▶ **Exercise aim**: Copy the data below exactly.

▶ **Listing**:
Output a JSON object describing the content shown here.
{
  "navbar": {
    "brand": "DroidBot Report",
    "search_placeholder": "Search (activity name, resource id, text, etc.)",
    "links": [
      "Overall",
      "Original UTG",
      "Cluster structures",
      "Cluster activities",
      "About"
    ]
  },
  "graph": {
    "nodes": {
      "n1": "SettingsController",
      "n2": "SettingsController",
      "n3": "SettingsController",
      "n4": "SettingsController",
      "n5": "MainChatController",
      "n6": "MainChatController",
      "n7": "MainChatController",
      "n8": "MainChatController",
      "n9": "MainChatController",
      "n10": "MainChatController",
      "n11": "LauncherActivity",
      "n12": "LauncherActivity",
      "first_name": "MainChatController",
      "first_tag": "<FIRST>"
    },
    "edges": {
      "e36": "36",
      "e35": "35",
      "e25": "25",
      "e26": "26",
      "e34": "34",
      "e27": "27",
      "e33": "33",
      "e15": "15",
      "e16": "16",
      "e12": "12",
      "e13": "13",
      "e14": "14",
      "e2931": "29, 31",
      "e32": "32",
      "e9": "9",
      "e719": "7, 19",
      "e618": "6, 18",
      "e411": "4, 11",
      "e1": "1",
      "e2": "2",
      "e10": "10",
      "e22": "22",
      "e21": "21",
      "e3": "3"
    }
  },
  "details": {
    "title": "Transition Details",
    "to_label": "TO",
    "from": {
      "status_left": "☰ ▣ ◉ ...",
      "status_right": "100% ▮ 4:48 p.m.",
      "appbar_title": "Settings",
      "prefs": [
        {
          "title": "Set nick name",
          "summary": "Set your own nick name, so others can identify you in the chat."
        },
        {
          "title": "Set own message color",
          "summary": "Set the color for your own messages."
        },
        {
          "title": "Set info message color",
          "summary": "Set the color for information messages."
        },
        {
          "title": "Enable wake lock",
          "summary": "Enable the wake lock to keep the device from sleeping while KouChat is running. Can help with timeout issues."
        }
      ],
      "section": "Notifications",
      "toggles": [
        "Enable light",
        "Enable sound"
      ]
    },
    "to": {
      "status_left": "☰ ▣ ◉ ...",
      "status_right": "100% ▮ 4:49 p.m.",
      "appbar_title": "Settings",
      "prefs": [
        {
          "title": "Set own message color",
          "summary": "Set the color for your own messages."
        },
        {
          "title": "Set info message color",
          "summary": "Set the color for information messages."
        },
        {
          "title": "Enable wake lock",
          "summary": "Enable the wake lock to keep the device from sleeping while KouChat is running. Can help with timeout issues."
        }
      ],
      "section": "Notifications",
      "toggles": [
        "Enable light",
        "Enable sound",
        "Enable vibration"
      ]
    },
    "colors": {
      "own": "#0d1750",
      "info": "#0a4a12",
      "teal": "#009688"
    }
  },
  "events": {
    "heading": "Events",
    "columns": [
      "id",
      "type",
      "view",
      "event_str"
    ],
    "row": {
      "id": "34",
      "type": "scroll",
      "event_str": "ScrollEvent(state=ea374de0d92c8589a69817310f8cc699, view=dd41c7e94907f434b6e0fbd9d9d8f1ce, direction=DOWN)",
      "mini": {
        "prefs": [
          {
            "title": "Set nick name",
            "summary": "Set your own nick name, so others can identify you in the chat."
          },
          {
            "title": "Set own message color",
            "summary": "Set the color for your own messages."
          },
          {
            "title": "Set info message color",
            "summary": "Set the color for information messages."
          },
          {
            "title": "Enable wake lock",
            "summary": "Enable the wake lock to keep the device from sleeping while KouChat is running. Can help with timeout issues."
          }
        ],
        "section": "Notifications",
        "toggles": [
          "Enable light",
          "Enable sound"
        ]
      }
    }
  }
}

▶ **Complete answer**:
Output a JSON object describing the content shown here.
{
  "navbar": {
    "brand": "DroidBot Report",
    "search_placeholder": "Search (activity name, resource id, text, etc.)",
    "links": [
      "Overall",
      "Original UTG",
      "Cluster structures",
      "Cluster activities",
      "About"
    ]
  },
  "graph": {
    "nodes": {
      "n1": "SettingsController",
      "n2": "SettingsController",
      "n3": "SettingsController",
      "n4": "SettingsController",
      "n5": "MainChatController",
      "n6": "MainChatController",
      "n7": "MainChatController",
      "n8": "MainChatController",
      "n9": "MainChatController",
      "n10": "MainChatController",
      "n11": "LauncherActivity",
      "n12": "LauncherActivity",
      "first_name": "MainChatController",
      "first_tag": "<FIRST>"
    },
    "edges": {
      "e36": "36",
      "e35": "35",
      "e25": "25",
      "e26": "26",
      "e34": "34",
      "e27": "27",
      "e33": "33",
      "e15": "15",
      "e16": "16",
      "e12": "12",
      "e13": "13",
      "e14": "14",
      "e2931": "29, 31",
      "e32": "32",
      "e9": "9",
      "e719": "7, 19",
      "e618": "6, 18",
      "e411": "4, 11",
      "e1": "1",
      "e2": "2",
      "e10": "10",
      "e22": "22",
      "e21": "21",
      "e3": "3"
    }
  },
  "details": {
    "title": "Transition Details",
    "to_label": "TO",
    "from": {
      "status_left": "☰ ▣ ◉ ...",
      "status_right": "100% ▮ 4:48 p.m.",
      "appbar_title": "Settings",
      "prefs": [
        {
          "title": "Set nick name",
          "summary": "Set your own nick name, so others can identify you in the chat."
        },
        {
          "title": "Set own message color",
          "summary": "Set the color for your own messages."
        },
        {
          "title": "Set info message color",
          "summary": "Set the color for information messages."
        },
        {
          "title": "Enable wake lock",
          "summary": "Enable the wake lock to keep the device from sleeping while KouChat is running. Can help with timeout issues."
        }
      ],
      "section": "Notifications",
      "toggles": [
        "Enable light",
        "Enable sound"
      ]
    },
    "to": {
      "status_left": "☰ ▣ ◉ ...",
      "status_right": "100% ▮ 4:49 p.m.",
      "appbar_title": "Settings",
      "prefs": [
        {
          "title": "Set own message color",
          "summary": "Set the color for your own messages."
        },
        {
          "title": "Set info message color",
          "summary": "Set the color for information messages."
        },
        {
          "title": "Enable wake lock",
          "summary": "Enable the wake lock to keep the device from sleeping while KouChat is running. Can help with timeout issues."
        }
      ],
      "section": "Notifications",
      "toggles": [
        "Enable light",
        "Enable sound",
        "Enable vibration"
      ]
    },
    "colors": {
      "own": "#0d1750",
      "info": "#0a4a12",
      "teal": "#009688"
    }
  },
  "events": {
    "heading": "Events",
    "columns": [
      "id",
      "type",
      "view",
      "event_str"
    ],
    "row": {
      "id": "34",
      "type": "scroll",
      "event_str": "ScrollEvent(state=ea374de0d92c8589a69817310f8cc699, view=dd41c7e94907f434b6e0fbd9d9d8f1ce, direction=DOWN)",
      "mini": {
        "prefs": [
          {
            "title": "Set nick name",
            "summary": "Set your own nick name, so others can identify you in the chat."
          },
          {
            "title": "Set own message color",
            "summary": "Set the color for your own messages."
          },
          {
            "title": "Set info message color",
            "summary": "Set the color for information messages."
          },
          {
            "title": "Enable wake lock",
            "summary": "Enable the wake lock to keep the device from sleeping while KouChat is running. Can help with timeout issues."
          }
        ],
        "section": "Notifications",
        "toggles": [
          "Enable light",
          "Enable sound"
        ]
      }
    }
  }
}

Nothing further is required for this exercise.